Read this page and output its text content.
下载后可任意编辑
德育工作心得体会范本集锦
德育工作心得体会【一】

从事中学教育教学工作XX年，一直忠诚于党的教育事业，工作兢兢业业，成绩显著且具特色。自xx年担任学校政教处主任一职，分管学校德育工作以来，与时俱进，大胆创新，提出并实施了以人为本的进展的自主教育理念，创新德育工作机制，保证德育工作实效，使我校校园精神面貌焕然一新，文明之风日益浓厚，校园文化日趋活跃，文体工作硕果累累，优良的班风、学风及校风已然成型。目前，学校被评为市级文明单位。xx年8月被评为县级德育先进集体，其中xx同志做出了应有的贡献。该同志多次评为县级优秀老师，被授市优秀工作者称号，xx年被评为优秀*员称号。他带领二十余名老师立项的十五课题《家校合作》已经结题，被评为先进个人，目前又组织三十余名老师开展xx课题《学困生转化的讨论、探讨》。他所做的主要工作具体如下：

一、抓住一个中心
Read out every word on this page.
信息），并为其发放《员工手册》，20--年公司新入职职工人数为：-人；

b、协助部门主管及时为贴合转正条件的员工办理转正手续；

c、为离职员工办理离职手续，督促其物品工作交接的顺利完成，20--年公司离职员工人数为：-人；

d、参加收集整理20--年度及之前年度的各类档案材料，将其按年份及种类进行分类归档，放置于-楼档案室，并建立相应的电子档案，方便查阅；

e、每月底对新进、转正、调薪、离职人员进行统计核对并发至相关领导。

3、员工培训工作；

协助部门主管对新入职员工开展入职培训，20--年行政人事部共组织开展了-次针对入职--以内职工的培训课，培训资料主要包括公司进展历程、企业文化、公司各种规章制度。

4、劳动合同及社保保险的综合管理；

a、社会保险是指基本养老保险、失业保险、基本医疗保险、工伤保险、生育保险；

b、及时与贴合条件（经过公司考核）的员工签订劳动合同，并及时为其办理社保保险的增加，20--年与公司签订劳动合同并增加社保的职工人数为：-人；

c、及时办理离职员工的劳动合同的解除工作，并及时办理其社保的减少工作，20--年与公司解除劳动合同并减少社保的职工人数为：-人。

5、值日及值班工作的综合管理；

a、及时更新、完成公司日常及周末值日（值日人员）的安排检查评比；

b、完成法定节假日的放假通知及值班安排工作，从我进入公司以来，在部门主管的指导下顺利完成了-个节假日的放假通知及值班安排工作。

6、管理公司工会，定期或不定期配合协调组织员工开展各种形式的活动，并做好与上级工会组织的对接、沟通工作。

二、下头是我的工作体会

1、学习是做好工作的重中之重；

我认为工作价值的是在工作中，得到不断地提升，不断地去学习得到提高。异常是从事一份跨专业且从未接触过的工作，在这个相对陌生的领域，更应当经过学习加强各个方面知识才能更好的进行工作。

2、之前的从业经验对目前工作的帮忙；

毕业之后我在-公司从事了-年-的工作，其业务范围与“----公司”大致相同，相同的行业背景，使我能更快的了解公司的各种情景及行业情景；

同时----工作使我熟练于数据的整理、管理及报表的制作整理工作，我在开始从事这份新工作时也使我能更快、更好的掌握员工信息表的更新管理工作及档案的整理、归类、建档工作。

GIVEN PROBLEM.
Go through the material above line by line and copy it exactly.

EXERCISE SOLUTION.
Read this page and output its text content.
下载后可任意编辑
德育工作心得体会范本集锦
德育工作心得体会【一】

从事中学教育教学工作XX年，一直忠诚于党的教育事业，工作兢兢业业，成绩显著且具特色。自xx年担任学校政教处主任一职，分管学校德育工作以来，与时俱进，大胆创新，提出并实施了以人为本的进展的自主教育理念，创新德育工作机制，保证德育工作实效，使我校校园精神面貌焕然一新，文明之风日益浓厚，校园文化日趋活跃，文体工作硕果累累，优良的班风、学风及校风已然成型。目前，学校被评为市级文明单位。xx年8月被评为县级德育先进集体，其中xx同志做出了应有的贡献。该同志多次评为县级优秀老师，被授市优秀工作者称号，xx年被评为优秀*员称号。他带领二十余名老师立项的十五课题《家校合作》已经结题，被评为先进个人，目前又组织三十余名老师开展xx课题《学困生转化的讨论、探讨》。他所做的主要工作具体如下：

一、抓住一个中心
Read out every word on this page.
信息），并为其发放《员工手册》，20--年公司新入职职工人数为：-人；

b、协助部门主管及时为贴合转正条件的员工办理转正手续；

c、为离职员工办理离职手续，督促其物品工作交接的顺利完成，20--年公司离职员工人数为：-人；

d、参加收集整理20--年度及之前年度的各类档案材料，将其按年份及种类进行分类归档，放置于-楼档案室，并建立相应的电子档案，方便查阅；

e、每月底对新进、转正、调薪、离职人员进行统计核对并发至相关领导。

3、员工培训工作；

协助部门主管对新入职员工开展入职培训，20--年行政人事部共组织开展了-次针对入职--以内职工的培训课，培训资料主要包括公司进展历程、企业文化、公司各种规章制度。

4、劳动合同及社保保险的综合管理；

a、社会保险是指基本养老保险、失业保险、基本医疗保险、工伤保险、生育保险；

b、及时与贴合条件（经过公司考核）的员工签订劳动合同，并及时为其办理社保保险的增加，20--年与公司签订劳动合同并增加社保的职工人数为：-人；

c、及时办理离职员工的劳动合同的解除工作，并及时办理其社保的减少工作，20--年与公司解除劳动合同并减少社保的职工人数为：-人。

5、值日及值班工作的综合管理；

a、及时更新、完成公司日常及周末值日（值日人员）的安排检查评比；

b、完成法定节假日的放假通知及值班安排工作，从我进入公司以来，在部门主管的指导下顺利完成了-个节假日的放假通知及值班安排工作。

6、管理公司工会，定期或不定期配合协调组织员工开展各种形式的活动，并做好与上级工会组织的对接、沟通工作。

二、下头是我的工作体会

1、学习是做好工作的重中之重；

我认为工作价值的是在工作中，得到不断地提升，不断地去学习得到提高。异常是从事一份跨专业且从未接触过的工作，在这个相对陌生的领域，更应当经过学习加强各个方面知识才能更好的进行工作。

2、之前的从业经验对目前工作的帮忙；

毕业之后我在-公司从事了-年-的工作，其业务范围与“----公司”大致相同，相同的行业背景，使我能更快的了解公司的各种情景及行业情景；

同时----工作使我熟练于数据的整理、管理及报表的制作整理工作，我在开始从事这份新工作时也使我能更快、更好的掌握员工信息表的更新管理工作及档案的整理、归类、建档工作。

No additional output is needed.